┌────────

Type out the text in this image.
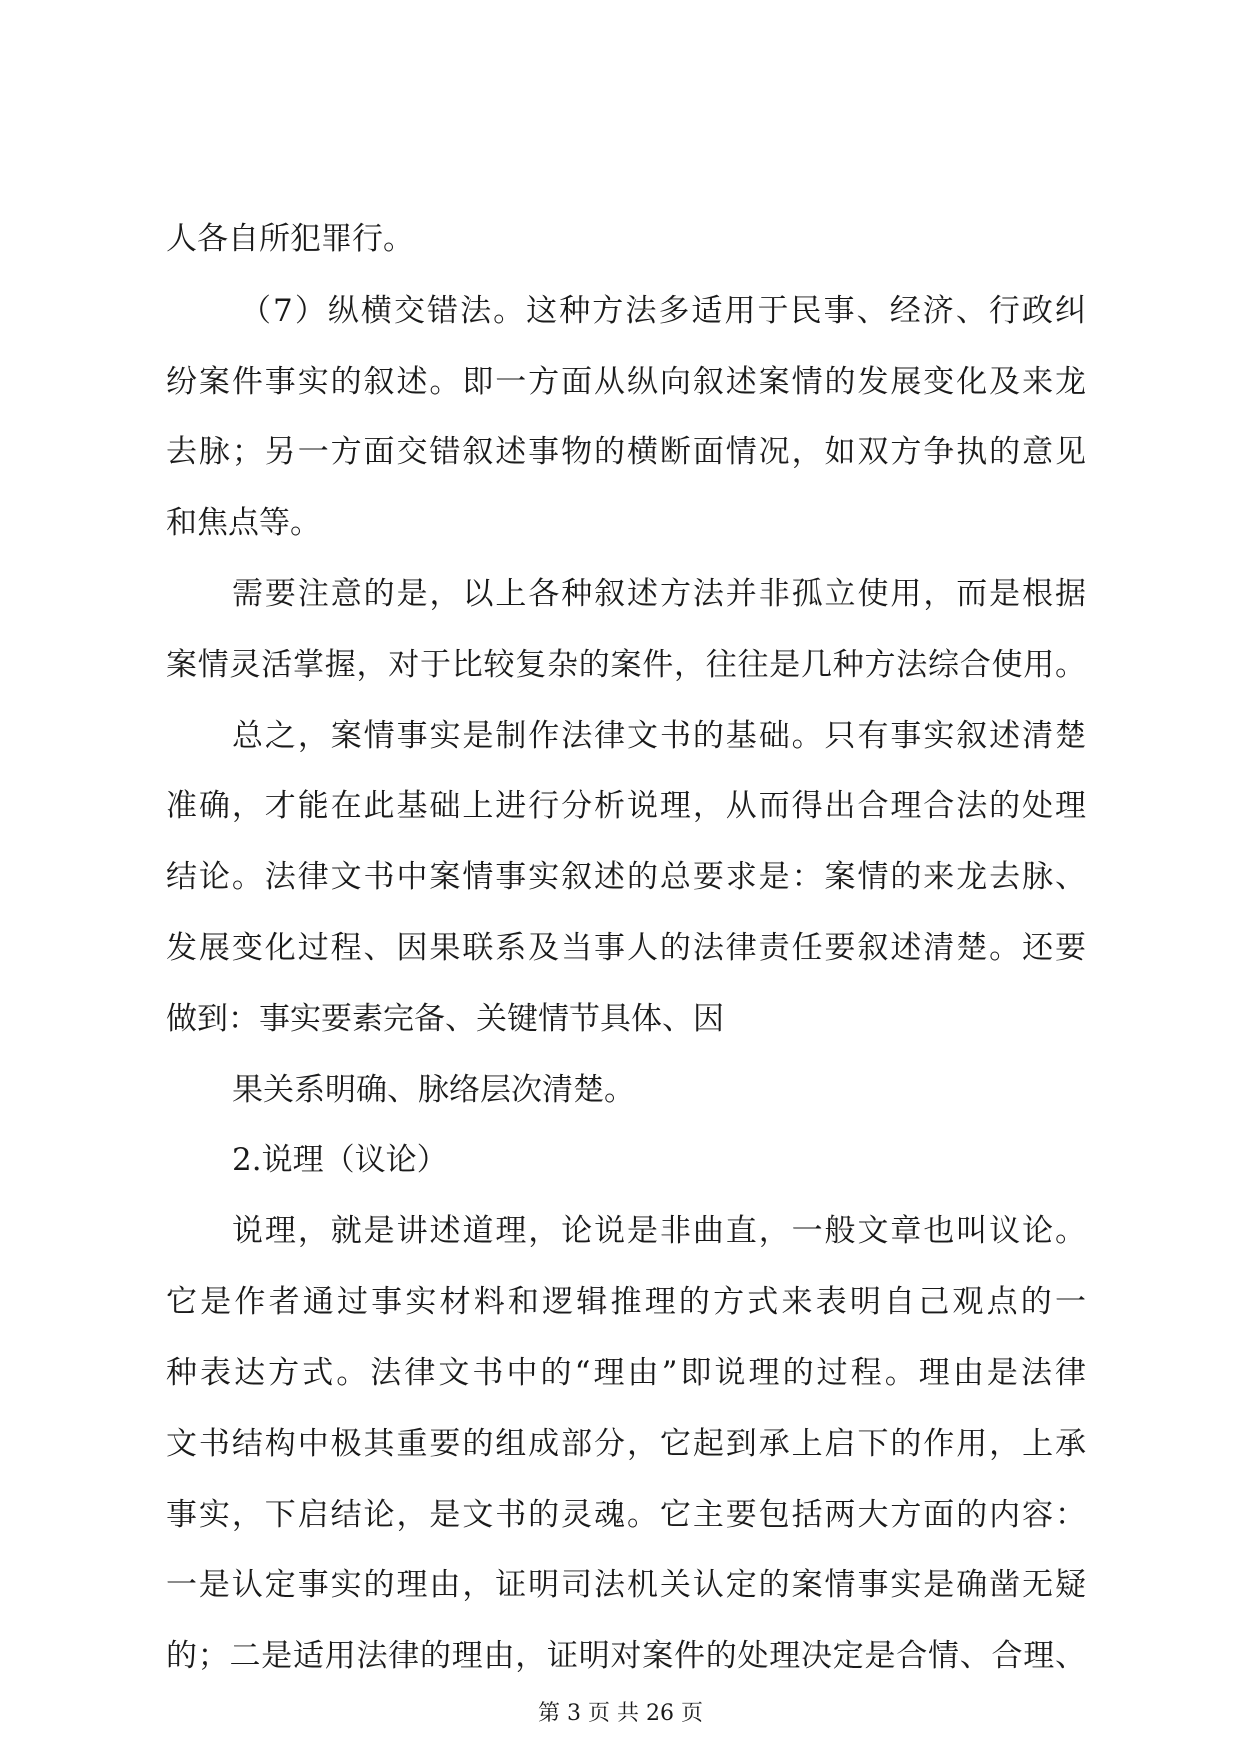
人各自所犯罪行。

（7）纵横交错法。这种方法多适用于民事、经济、行政纠

纷案件事实的叙述。即一方面从纵向叙述案情的发展变化及来龙

去脉；另一方面交错叙述事物的横断面情况，如双方争执的意见

和焦点等。

需要注意的是，以上各种叙述方法并非孤立使用，而是根据

案情灵活掌握，对于比较复杂的案件，往往是几种方法综合使用。

总之，案情事实是制作法律文书的基础。只有事实叙述清楚

准确，才能在此基础上进行分析说理，从而得出合理合法的处理

结论。法律文书中案情事实叙述的总要求是：案情的来龙去脉、

发展变化过程、因果联系及当事人的法律责任要叙述清楚。还要

做到：事实要素完备、关键情节具体、因

果关系明确、脉络层次清楚。

2.说理（议论）

说理，就是讲述道理，论说是非曲直，一般文章也叫议论。

它是作者通过事实材料和逻辑推理的方式来表明自己观点的一

种表达方式。法律文书中的“理由”即说理的过程。理由是法律

文书结构中极其重要的组成部分，它起到承上启下的作用，上承

事实，下启结论，是文书的灵魂。它主要包括两大方面的内容：

一是认定事实的理由，证明司法机关认定的案情事实是确凿无疑

的；二是适用法律的理由，证明对案件的处理决定是合情、合理、

第 3 页 共 26 页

└────────

• [Aim of the exercise]
Set the entries down again exactly. Do not include the images.

• [Result]
Type out the text in this image.
人各自所犯罪行。

（7）纵横交错法。这种方法多适用于民事、经济、行政纠

纷案件事实的叙述。即一方面从纵向叙述案情的发展变化及来龙

去脉；另一方面交错叙述事物的横断面情况，如双方争执的意见

和焦点等。

需要注意的是，以上各种叙述方法并非孤立使用，而是根据

案情灵活掌握，对于比较复杂的案件，往往是几种方法综合使用。

总之，案情事实是制作法律文书的基础。只有事实叙述清楚

准确，才能在此基础上进行分析说理，从而得出合理合法的处理

结论。法律文书中案情事实叙述的总要求是：案情的来龙去脉、

发展变化过程、因果联系及当事人的法律责任要叙述清楚。还要

做到：事实要素完备、关键情节具体、因

果关系明确、脉络层次清楚。

2.说理（议论）

说理，就是讲述道理，论说是非曲直，一般文章也叫议论。

它是作者通过事实材料和逻辑推理的方式来表明自己观点的一

种表达方式。法律文书中的“理由”即说理的过程。理由是法律

文书结构中极其重要的组成部分，它起到承上启下的作用，上承

事实，下启结论，是文书的灵魂。它主要包括两大方面的内容：

一是认定事实的理由，证明司法机关认定的案情事实是确凿无疑

的；二是适用法律的理由，证明对案件的处理决定是合情、合理、

第 3 页 共 26 页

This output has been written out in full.